• TEXTO DEL EJERCICIO

La industria tecnológica no solo es una de las de más rápido crecimiento de este sistema económico. También domina, cada vez más, la cultura mundial. Y en Silicon Valley existen varias profecías autocumplidas: todo ha cambiado, los datos están sobre todas las cosas, los ganadores de hoy lo son porque tienen la suficiente claridad de miras como para descartar la sabiduría convencional del ayer y buscar la nueva e innovadora.
La paradoja, por supuesto, radica en que la recolección de datos intensiva de Google y la investigación sobre todo lo numérico les ha llevado a la misma conclusión a la que habían llegado todos los buenos jefes antes. Los mejores equipos son aquellos en los que la gente se escucha y muestra sensibilidad a las necesidades de los demás.

• MATERIAL PROPORCIONADO
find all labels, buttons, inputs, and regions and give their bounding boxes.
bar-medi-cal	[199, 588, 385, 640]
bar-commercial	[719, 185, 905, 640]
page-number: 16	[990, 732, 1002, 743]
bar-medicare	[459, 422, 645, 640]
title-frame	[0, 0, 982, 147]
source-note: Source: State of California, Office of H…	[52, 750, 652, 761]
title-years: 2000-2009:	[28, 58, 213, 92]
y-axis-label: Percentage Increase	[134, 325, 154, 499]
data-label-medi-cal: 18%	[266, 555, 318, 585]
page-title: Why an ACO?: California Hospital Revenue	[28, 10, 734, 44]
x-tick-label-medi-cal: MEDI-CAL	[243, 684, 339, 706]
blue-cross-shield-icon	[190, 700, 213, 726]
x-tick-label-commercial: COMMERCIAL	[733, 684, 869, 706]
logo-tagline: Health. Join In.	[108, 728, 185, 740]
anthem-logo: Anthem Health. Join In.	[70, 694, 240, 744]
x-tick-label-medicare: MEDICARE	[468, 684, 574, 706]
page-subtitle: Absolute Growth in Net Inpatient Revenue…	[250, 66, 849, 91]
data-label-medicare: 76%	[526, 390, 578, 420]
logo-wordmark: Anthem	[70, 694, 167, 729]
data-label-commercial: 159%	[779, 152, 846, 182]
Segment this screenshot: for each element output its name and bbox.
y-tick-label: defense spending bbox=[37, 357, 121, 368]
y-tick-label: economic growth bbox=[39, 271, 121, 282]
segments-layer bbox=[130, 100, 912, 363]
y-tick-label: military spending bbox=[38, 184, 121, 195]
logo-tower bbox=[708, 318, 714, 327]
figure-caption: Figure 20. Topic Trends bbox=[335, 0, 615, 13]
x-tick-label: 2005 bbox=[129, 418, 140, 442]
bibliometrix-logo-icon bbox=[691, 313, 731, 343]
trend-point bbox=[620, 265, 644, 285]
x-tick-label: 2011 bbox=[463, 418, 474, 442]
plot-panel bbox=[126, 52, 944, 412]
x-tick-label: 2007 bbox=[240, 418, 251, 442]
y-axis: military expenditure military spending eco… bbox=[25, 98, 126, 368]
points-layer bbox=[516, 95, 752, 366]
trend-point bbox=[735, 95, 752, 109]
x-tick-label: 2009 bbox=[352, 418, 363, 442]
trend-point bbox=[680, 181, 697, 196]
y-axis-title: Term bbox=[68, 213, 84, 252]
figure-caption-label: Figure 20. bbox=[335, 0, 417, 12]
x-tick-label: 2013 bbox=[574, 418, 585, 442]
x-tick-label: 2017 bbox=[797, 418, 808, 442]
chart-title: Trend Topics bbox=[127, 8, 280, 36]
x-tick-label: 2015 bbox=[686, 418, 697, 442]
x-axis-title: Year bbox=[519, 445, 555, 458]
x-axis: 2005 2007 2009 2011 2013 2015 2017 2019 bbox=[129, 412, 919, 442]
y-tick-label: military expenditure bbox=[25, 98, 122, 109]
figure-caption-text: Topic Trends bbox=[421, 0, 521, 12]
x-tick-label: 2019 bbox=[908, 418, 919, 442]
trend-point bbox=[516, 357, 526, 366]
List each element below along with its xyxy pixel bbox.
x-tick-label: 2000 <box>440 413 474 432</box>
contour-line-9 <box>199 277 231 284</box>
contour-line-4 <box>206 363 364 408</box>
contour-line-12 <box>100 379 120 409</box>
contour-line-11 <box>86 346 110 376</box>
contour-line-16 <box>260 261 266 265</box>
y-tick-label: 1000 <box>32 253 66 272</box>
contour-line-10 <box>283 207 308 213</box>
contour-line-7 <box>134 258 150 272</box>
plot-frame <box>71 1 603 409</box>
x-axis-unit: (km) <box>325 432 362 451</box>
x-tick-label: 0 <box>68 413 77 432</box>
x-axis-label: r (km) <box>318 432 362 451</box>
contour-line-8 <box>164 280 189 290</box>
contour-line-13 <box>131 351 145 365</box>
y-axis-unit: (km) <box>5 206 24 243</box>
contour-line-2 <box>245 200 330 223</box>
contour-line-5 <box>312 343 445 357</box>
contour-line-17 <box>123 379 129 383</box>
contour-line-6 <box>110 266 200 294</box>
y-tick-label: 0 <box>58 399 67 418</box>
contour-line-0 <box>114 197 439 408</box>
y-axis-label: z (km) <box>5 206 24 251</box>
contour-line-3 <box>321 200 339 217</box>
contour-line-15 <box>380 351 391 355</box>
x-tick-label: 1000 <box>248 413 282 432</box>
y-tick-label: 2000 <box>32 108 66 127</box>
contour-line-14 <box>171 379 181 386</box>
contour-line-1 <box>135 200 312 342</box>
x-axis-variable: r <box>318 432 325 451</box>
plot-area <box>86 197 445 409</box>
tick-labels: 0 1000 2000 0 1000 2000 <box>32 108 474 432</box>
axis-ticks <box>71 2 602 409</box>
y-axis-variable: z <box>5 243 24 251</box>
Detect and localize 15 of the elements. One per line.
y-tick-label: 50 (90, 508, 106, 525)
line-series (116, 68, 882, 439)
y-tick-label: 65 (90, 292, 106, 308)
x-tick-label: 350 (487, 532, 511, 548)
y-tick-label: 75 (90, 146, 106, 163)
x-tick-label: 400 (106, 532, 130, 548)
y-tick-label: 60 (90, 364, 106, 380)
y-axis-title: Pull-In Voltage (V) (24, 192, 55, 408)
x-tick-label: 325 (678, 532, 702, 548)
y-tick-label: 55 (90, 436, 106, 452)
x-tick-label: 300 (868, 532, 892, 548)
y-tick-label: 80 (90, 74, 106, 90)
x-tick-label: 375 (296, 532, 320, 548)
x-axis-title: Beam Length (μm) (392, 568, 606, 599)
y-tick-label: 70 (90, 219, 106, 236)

• TAREA 1
Indica si cada afirmación concuerda con el texto del ejercicio. Responde sí o no y cita las palabras del texto que lo deciden. (a) La industria tecnológica domina cada vez más la cultura mundial. (b) Google llegó a una conclusión distinta de la que habían alcanzado los buenos jefes de antes. (c) Los mejores equipos son aquellos en los que una sola persona toma las decisiones.
• TAREA 2
Transcribe sin cambios el fragmento del texto del ejercicio que se abre con las palabras "La industria tecnológica" y se cierra con "nueva e innovadora.".

• RESPUESTA ESPERADA 1
(a) Sí: "También domina, cada vez más, la cultura mundial."
(b) No: "les ha llevado a la misma conclusión a la que habían llegado todos los buenos jefes antes."
(c) No: "Los mejores equipos son aquellos en los que la gente se escucha y muestra sensibilidad a las necesidades de los demás."

• RESPUESTA ESPERADA 2
La industria tecnológica no solo es una de las de más rápido crecimiento de este sistema económico. También domina, cada vez más, la cultura mundial. Y en Silicon Valley existen varias profecías autocumplidas: todo ha cambiado, los datos están sobre todas las cosas, los ganadores de hoy lo son porque tienen la suficiente claridad de miras como para descartar la sabiduría convencional del ayer y buscar la nueva e innovadora.